§ **Direction**: Collect each line holding the string "구상나무와".
── Rows
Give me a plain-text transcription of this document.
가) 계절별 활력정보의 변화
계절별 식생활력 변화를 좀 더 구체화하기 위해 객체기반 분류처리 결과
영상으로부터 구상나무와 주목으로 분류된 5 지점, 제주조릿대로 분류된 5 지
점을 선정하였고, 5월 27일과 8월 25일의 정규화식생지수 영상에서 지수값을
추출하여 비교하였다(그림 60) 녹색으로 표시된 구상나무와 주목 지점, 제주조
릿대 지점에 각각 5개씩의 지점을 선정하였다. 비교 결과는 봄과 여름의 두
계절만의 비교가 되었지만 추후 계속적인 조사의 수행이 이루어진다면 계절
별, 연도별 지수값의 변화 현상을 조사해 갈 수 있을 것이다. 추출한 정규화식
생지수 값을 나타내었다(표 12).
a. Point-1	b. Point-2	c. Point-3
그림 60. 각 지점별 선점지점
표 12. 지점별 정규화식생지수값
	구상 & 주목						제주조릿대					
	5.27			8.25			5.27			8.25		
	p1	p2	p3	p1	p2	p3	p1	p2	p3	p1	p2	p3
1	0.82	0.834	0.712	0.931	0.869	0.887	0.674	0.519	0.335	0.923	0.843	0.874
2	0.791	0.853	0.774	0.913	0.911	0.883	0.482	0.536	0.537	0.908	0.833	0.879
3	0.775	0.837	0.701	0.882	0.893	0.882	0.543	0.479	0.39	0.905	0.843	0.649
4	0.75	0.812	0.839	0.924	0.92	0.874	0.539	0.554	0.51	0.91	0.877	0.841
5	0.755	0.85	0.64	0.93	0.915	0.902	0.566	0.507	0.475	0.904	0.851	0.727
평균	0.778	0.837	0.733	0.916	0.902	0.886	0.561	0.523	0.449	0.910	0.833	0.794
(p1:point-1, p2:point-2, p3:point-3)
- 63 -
────
§ **Solution to this problem**:
영상으로부터 구상나무와 주목으로 분류된 5 지점, 제주조릿대로 분류된 5 지
추출하여 비교하였다(그림 60) 녹색으로 표시된 구상나무와 주목 지점, 제주조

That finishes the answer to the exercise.